_Aim of the exercise_
Please write out the material below exactly as given.

Source data
========================================================================

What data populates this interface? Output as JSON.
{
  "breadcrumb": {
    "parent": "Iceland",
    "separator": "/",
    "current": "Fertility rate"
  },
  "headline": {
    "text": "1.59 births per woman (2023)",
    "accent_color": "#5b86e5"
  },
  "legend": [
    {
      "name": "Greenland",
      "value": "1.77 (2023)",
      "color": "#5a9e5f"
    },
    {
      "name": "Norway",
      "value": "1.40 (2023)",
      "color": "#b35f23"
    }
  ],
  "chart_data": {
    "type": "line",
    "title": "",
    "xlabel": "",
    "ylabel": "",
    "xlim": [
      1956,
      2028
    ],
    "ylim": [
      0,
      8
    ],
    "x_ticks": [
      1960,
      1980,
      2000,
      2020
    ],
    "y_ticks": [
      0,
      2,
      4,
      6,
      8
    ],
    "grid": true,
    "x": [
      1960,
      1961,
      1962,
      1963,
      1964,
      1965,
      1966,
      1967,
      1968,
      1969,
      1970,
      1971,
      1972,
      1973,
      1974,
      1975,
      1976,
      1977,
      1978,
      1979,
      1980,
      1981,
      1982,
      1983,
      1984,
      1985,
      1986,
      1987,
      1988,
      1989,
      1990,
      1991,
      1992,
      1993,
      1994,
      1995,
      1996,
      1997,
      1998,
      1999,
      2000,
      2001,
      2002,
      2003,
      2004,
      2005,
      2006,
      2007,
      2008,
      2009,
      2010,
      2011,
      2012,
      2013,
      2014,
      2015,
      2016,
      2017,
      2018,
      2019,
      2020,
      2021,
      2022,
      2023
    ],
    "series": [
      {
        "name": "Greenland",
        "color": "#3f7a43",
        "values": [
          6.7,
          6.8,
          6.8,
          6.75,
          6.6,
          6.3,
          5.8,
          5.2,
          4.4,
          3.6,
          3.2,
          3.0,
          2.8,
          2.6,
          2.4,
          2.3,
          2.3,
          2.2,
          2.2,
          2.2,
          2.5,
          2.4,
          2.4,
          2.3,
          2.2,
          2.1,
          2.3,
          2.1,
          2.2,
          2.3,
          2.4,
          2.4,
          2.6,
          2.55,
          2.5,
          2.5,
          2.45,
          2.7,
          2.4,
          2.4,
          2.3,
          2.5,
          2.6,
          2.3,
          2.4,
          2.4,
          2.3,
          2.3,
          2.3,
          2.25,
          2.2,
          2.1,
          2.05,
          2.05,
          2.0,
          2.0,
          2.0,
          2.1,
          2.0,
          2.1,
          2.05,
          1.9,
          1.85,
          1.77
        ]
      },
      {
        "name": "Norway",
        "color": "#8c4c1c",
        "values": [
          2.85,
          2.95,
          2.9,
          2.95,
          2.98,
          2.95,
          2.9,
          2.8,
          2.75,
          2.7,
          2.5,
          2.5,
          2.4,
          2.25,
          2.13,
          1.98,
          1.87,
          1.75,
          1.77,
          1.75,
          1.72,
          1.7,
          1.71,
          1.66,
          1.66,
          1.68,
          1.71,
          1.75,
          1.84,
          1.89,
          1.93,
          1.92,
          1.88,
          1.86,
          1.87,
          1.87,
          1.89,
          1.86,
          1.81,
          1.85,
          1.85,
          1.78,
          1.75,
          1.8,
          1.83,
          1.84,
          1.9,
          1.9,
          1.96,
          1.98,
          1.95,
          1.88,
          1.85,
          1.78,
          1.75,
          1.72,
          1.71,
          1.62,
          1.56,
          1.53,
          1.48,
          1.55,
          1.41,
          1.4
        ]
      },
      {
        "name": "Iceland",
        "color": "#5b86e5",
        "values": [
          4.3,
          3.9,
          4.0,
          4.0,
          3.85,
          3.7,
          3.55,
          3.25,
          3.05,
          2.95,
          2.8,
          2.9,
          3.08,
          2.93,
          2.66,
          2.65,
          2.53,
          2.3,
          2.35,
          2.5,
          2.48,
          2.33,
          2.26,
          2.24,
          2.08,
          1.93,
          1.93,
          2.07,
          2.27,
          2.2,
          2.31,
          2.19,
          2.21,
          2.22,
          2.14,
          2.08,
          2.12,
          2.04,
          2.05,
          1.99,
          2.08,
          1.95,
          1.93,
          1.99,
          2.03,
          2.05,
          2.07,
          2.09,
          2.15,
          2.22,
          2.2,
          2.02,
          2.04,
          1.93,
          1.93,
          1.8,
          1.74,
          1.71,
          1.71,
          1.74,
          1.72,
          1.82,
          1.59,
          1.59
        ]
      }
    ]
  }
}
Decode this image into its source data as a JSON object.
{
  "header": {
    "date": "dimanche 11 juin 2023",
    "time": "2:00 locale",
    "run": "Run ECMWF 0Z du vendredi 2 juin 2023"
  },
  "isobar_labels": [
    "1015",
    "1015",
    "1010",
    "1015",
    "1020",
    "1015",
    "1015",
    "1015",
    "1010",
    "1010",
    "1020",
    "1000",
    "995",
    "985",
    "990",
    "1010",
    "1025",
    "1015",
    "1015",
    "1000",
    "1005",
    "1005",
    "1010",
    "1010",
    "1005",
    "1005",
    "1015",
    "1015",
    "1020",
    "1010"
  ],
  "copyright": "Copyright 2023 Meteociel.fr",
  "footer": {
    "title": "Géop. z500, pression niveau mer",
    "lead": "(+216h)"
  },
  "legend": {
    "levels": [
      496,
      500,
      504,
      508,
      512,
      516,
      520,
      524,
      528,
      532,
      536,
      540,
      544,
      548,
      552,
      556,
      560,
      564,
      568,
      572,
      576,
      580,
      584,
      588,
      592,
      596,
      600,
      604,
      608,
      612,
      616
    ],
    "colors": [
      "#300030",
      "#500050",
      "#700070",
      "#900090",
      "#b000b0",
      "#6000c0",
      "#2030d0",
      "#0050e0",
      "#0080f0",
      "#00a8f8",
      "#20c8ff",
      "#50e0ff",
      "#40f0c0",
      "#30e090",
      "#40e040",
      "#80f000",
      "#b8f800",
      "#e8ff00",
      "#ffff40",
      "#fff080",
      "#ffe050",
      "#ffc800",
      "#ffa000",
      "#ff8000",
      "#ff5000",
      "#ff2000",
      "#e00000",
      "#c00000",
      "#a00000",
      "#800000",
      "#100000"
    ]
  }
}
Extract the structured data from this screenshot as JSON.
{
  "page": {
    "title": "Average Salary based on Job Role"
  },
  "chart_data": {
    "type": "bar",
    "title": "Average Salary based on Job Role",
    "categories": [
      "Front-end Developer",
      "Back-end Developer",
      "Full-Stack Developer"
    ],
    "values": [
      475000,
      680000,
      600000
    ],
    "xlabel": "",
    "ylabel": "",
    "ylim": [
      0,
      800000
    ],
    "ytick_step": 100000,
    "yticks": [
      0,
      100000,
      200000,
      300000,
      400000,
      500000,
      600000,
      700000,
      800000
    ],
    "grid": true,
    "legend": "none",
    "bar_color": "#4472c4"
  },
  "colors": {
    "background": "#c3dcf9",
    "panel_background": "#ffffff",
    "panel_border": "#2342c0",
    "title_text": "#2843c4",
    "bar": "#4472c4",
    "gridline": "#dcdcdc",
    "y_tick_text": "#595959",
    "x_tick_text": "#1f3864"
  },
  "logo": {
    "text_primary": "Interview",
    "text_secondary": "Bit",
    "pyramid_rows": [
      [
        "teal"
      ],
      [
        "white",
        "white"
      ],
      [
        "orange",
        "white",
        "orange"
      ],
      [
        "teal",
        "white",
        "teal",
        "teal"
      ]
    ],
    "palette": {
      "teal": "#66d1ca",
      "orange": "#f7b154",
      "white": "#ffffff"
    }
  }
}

========================================================================

_Final result_
What data populates this interface? Output as JSON.
{
  "breadcrumb": {
    "parent": "Iceland",
    "separator": "/",
    "current": "Fertility rate"
  },
  "headline": {
    "text": "1.59 births per woman (2023)",
    "accent_color": "#5b86e5"
  },
  "legend": [
    {
      "name": "Greenland",
      "value": "1.77 (2023)",
      "color": "#5a9e5f"
    },
    {
      "name": "Norway",
      "value": "1.40 (2023)",
      "color": "#b35f23"
    }
  ],
  "chart_data": {
    "type": "line",
    "title": "",
    "xlabel": "",
    "ylabel": "",
    "xlim": [
      1956,
      2028
    ],
    "ylim": [
      0,
      8
    ],
    "x_ticks": [
      1960,
      1980,
      2000,
      2020
    ],
    "y_ticks": [
      0,
      2,
      4,
      6,
      8
    ],
    "grid": true,
    "x": [
      1960,
      1961,
      1962,
      1963,
      1964,
      1965,
      1966,
      1967,
      1968,
      1969,
      1970,
      1971,
      1972,
      1973,
      1974,
      1975,
      1976,
      1977,
      1978,
      1979,
      1980,
      1981,
      1982,
      1983,
      1984,
      1985,
      1986,
      1987,
      1988,
      1989,
      1990,
      1991,
      1992,
      1993,
      1994,
      1995,
      1996,
      1997,
      1998,
      1999,
      2000,
      2001,
      2002,
      2003,
      2004,
      2005,
      2006,
      2007,
      2008,
      2009,
      2010,
      2011,
      2012,
      2013,
      2014,
      2015,
      2016,
      2017,
      2018,
      2019,
      2020,
      2021,
      2022,
      2023
    ],
    "series": [
      {
        "name": "Greenland",
        "color": "#3f7a43",
        "values": [
          6.7,
          6.8,
          6.8,
          6.75,
          6.6,
          6.3,
          5.8,
          5.2,
          4.4,
          3.6,
          3.2,
          3.0,
          2.8,
          2.6,
          2.4,
          2.3,
          2.3,
          2.2,
          2.2,
          2.2,
          2.5,
          2.4,
          2.4,
          2.3,
          2.2,
          2.1,
          2.3,
          2.1,
          2.2,
          2.3,
          2.4,
          2.4,
          2.6,
          2.55,
          2.5,
          2.5,
          2.45,
          2.7,
          2.4,
          2.4,
          2.3,
          2.5,
          2.6,
          2.3,
          2.4,
          2.4,
          2.3,
          2.3,
          2.3,
          2.25,
          2.2,
          2.1,
          2.05,
          2.05,
          2.0,
          2.0,
          2.0,
          2.1,
          2.0,
          2.1,
          2.05,
          1.9,
          1.85,
          1.77
        ]
      },
      {
        "name": "Norway",
        "color": "#8c4c1c",
        "values": [
          2.85,
          2.95,
          2.9,
          2.95,
          2.98,
          2.95,
          2.9,
          2.8,
          2.75,
          2.7,
          2.5,
          2.5,
          2.4,
          2.25,
          2.13,
          1.98,
          1.87,
          1.75,
          1.77,
          1.75,
          1.72,
          1.7,
          1.71,
          1.66,
          1.66,
          1.68,
          1.71,
          1.75,
          1.84,
          1.89,
          1.93,
          1.92,
          1.88,
          1.86,
          1.87,
          1.87,
          1.89,
          1.86,
          1.81,
          1.85,
          1.85,
          1.78,
          1.75,
          1.8,
          1.83,
          1.84,
          1.9,
          1.9,
          1.96,
          1.98,
          1.95,
          1.88,
          1.85,
          1.78,
          1.75,
          1.72,
          1.71,
          1.62,
          1.56,
          1.53,
          1.48,
          1.55,
          1.41,
          1.4
        ]
      },
      {
        "name": "Iceland",
        "color": "#5b86e5",
        "values": [
          4.3,
          3.9,
          4.0,
          4.0,
          3.85,
          3.7,
          3.55,
          3.25,
          3.05,
          2.95,
          2.8,
          2.9,
          3.08,
          2.93,
          2.66,
          2.65,
          2.53,
          2.3,
          2.35,
          2.5,
          2.48,
          2.33,
          2.26,
          2.24,
          2.08,
          1.93,
          1.93,
          2.07,
          2.27,
          2.2,
          2.31,
          2.19,
          2.21,
          2.22,
          2.14,
          2.08,
          2.12,
          2.04,
          2.05,
          1.99,
          2.08,
          1.95,
          1.93,
          1.99,
          2.03,
          2.05,
          2.07,
          2.09,
          2.15,
          2.22,
          2.2,
          2.02,
          2.04,
          1.93,
          1.93,
          1.8,
          1.74,
          1.71,
          1.71,
          1.74,
          1.72,
          1.82,
          1.59,
          1.59
        ]
      }
    ]
  }
}
Decode this image into its source data as a JSON object.
{
  "header": {
    "date": "dimanche 11 juin 2023",
    "time": "2:00 locale",
    "run": "Run ECMWF 0Z du vendredi 2 juin 2023"
  },
  "isobar_labels": [
    "1015",
    "1015",
    "1010",
    "1015",
    "1020",
    "1015",
    "1015",
    "1015",
    "1010",
    "1010",
    "1020",
    "1000",
    "995",
    "985",
    "990",
    "1010",
    "1025",
    "1015",
    "1015",
    "1000",
    "1005",
    "1005",
    "1010",
    "1010",
    "1005",
    "1005",
    "1015",
    "1015",
    "1020",
    "1010"
  ],
  "copyright": "Copyright 2023 Meteociel.fr",
  "footer": {
    "title": "Géop. z500, pression niveau mer",
    "lead": "(+216h)"
  },
  "legend": {
    "levels": [
      496,
      500,
      504,
      508,
      512,
      516,
      520,
      524,
      528,
      532,
      536,
      540,
      544,
      548,
      552,
      556,
      560,
      564,
      568,
      572,
      576,
      580,
      584,
      588,
      592,
      596,
      600,
      604,
      608,
      612,
      616
    ],
    "colors": [
      "#300030",
      "#500050",
      "#700070",
      "#900090",
      "#b000b0",
      "#6000c0",
      "#2030d0",
      "#0050e0",
      "#0080f0",
      "#00a8f8",
      "#20c8ff",
      "#50e0ff",
      "#40f0c0",
      "#30e090",
      "#40e040",
      "#80f000",
      "#b8f800",
      "#e8ff00",
      "#ffff40",
      "#fff080",
      "#ffe050",
      "#ffc800",
      "#ffa000",
      "#ff8000",
      "#ff5000",
      "#ff2000",
      "#e00000",
      "#c00000",
      "#a00000",
      "#800000",
      "#100000"
    ]
  }
}
Extract the structured data from this screenshot as JSON.
{
  "page": {
    "title": "Average Salary based on Job Role"
  },
  "chart_data": {
    "type": "bar",
    "title": "Average Salary based on Job Role",
    "categories": [
      "Front-end Developer",
      "Back-end Developer",
      "Full-Stack Developer"
    ],
    "values": [
      475000,
      680000,
      600000
    ],
    "xlabel": "",
    "ylabel": "",
    "ylim": [
      0,
      800000
    ],
    "ytick_step": 100000,
    "yticks": [
      0,
      100000,
      200000,
      300000,
      400000,
      500000,
      600000,
      700000,
      800000
    ],
    "grid": true,
    "legend": "none",
    "bar_color": "#4472c4"
  },
  "colors": {
    "background": "#c3dcf9",
    "panel_background": "#ffffff",
    "panel_border": "#2342c0",
    "title_text": "#2843c4",
    "bar": "#4472c4",
    "gridline": "#dcdcdc",
    "y_tick_text": "#595959",
    "x_tick_text": "#1f3864"
  },
  "logo": {
    "text_primary": "Interview",
    "text_secondary": "Bit",
    "pyramid_rows": [
      [
        "teal"
      ],
      [
        "white",
        "white"
      ],
      [
        "orange",
        "white",
        "orange"
      ],
      [
        "teal",
        "white",
        "teal",
        "teal"
      ]
    ],
    "palette": {
      "teal": "#66d1ca",
      "orange": "#f7b154",
      "white": "#ffffff"
    }
  }
}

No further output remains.